Republican Senate candidate Dr. Mehmet Oz holds a press conference with U.S. Sen. Pat Toomey (R-PA) on Sept. 6, 2022, in Philadelphia, Pennsylvania.
In Pennsylvania, a state with the nation’s fifth-largest Jewish population — a total that represents 3% of the state’s electorate — every Jewish vote counts. In two key races in the state — an open Senate seat and the battle for the governor’s mansion — Jewish Republicans are straddling party lines, their loyalties tested. They appear to be unifying around Dr. Mehmet Oz, the prominent talk show host and the party’s Senate nominee. But they also appear to be leaving gubernatorial nominee Doug Mastriano behind, Jewish Insider’s Gabby Deutch reports.
So low: “I think that Mastriano’s support in the Jewish Republican community isn’t zero, but it’s about as low as it — it’s pretty low,” said Jon Tucker, a Pittsburgh orthopedic surgeon who switched his party registration from Democrat to Republican in 2015. “Of all the people that I know, I mean, I probably only know one person who’s gonna vote for Mastriano, but he’s also an election denier and conspiracy theorist.”
Under fire: The Pennsylvania state senator has come under fire for his presence at the Capitol grounds on Jan. 6, 2021, his support for election fraud conspiracies and his association with Andrew Torba, the founder of Gab, a social-media platform preferred by antisemites. Mastriano’s critics have called him a “Christian nationalist,” a term he has not personally used. But he does speak often about Christianity and its important place in America, and the role of God in national affairs. At his campaign launch event, Mastriano appeared with a pastor dressed in a Jewish prayer shawl who blew the shofar. He also has a yearslong history of invoking the Holocaust when talking about his political opponents and policies with which he disagrees.

### Your assignment
Copy the full passage on Pennsylvania's Jewish Republican voters word for word, with no changes.

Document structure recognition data
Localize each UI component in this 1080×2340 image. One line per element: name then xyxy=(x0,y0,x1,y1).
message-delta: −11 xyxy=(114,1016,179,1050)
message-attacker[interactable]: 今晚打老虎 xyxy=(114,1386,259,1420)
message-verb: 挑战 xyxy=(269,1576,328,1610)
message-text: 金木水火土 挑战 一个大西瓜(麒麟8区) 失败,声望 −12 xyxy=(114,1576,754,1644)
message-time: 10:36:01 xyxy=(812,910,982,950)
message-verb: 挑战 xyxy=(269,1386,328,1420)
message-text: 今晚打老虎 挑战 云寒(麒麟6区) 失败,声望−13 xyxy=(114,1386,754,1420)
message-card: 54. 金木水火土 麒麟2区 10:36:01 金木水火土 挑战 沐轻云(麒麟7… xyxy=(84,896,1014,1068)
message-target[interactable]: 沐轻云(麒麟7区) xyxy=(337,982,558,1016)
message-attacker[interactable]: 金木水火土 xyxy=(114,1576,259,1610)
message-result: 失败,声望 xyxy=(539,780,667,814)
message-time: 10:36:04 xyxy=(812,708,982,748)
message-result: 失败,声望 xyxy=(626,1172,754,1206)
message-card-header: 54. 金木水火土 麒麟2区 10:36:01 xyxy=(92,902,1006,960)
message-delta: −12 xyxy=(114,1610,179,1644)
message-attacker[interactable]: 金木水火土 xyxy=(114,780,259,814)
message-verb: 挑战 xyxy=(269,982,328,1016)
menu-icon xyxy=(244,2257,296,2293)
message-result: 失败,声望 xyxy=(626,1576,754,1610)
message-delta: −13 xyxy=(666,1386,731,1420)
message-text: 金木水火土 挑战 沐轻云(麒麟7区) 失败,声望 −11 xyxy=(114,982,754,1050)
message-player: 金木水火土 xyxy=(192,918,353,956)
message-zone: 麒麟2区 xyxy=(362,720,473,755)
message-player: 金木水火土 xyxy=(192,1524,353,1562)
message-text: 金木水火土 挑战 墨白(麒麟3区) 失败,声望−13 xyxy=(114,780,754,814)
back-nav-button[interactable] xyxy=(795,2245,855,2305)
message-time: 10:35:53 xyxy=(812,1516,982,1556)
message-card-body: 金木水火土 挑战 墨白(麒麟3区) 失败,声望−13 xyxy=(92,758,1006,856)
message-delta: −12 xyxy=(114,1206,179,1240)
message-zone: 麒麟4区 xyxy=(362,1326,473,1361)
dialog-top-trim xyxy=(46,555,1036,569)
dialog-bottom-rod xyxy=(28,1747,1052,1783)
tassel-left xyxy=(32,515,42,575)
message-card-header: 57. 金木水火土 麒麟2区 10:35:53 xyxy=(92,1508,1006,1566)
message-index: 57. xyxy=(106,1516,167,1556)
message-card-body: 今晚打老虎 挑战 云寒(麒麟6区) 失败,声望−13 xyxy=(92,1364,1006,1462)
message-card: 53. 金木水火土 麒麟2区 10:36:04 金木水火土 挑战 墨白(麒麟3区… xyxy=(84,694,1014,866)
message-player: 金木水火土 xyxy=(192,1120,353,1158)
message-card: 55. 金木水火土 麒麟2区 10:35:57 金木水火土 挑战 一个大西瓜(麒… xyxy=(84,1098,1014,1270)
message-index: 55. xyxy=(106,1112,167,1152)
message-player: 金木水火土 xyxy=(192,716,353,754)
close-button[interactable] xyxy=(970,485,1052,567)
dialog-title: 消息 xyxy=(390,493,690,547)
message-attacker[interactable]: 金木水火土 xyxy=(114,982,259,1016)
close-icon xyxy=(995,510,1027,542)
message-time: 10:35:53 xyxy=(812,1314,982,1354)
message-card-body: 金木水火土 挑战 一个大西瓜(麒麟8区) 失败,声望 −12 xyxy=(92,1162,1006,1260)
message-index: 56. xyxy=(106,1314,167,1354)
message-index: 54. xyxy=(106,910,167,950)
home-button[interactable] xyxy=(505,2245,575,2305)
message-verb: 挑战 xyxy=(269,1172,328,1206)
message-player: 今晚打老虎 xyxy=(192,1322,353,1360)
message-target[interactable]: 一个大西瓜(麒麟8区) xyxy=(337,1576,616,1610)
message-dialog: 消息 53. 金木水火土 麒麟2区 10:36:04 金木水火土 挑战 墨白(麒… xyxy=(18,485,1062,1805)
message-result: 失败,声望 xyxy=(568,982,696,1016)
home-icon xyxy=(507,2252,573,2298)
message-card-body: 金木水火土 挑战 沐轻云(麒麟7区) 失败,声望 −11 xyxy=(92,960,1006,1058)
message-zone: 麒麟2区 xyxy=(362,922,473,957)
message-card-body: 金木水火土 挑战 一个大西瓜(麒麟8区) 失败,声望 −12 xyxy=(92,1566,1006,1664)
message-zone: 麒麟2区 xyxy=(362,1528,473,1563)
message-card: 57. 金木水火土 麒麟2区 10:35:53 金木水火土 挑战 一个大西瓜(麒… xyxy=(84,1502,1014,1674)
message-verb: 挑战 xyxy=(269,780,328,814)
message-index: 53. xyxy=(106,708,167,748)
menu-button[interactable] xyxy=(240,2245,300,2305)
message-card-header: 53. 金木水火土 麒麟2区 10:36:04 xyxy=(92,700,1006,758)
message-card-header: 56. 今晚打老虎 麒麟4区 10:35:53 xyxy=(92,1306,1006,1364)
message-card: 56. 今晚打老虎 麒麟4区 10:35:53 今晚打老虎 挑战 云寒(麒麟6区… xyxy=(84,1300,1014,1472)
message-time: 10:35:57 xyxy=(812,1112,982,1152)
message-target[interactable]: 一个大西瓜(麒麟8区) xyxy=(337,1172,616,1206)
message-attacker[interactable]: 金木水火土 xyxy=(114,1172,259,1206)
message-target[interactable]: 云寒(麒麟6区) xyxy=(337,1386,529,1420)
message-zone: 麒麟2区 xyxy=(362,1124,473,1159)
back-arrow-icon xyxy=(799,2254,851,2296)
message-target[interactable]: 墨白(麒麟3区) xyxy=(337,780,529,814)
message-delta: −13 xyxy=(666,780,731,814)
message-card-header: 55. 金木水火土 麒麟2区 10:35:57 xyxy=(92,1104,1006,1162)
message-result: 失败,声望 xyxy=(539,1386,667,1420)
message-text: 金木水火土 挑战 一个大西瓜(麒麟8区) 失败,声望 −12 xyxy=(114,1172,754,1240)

### Written solution
Republican Senate candidate Dr. Mehmet Oz holds a press conference with U.S. Sen. Pat Toomey (R-PA) on Sept. 6, 2022, in Philadelphia, Pennsylvania.
In Pennsylvania, a state with the nation’s fifth-largest Jewish population — a total that represents 3% of the state’s electorate — every Jewish vote counts. In two key races in the state — an open Senate seat and the battle for the governor’s mansion — Jewish Republicans are straddling party lines, their loyalties tested. They appear to be unifying around Dr. Mehmet Oz, the prominent talk show host and the party’s Senate nominee. But they also appear to be leaving gubernatorial nominee Doug Mastriano behind, Jewish Insider’s Gabby Deutch reports.
So low: “I think that Mastriano’s support in the Jewish Republican community isn’t zero, but it’s about as low as it — it’s pretty low,” said Jon Tucker, a Pittsburgh orthopedic surgeon who switched his party registration from Democrat to Republican in 2015. “Of all the people that I know, I mean, I probably only know one person who’s gonna vote for Mastriano, but he’s also an election denier and conspiracy theorist.”
Under fire: The Pennsylvania state senator has come under fire for his presence at the Capitol grounds on Jan. 6, 2021, his support for election fraud conspiracies and his association with Andrew Torba, the founder of Gab, a social-media platform preferred by antisemites. Mastriano’s critics have called him a “Christian nationalist,” a term he has not personally used. But he does speak often about Christianity and its important place in America, and the role of God in national affairs. At his campaign launch event, Mastriano appeared with a pastor dressed in a Jewish prayer shawl who blew the shofar. He also has a yearslong history of invoking the Holocaust when talking about his political opponents and policies with which he disagrees.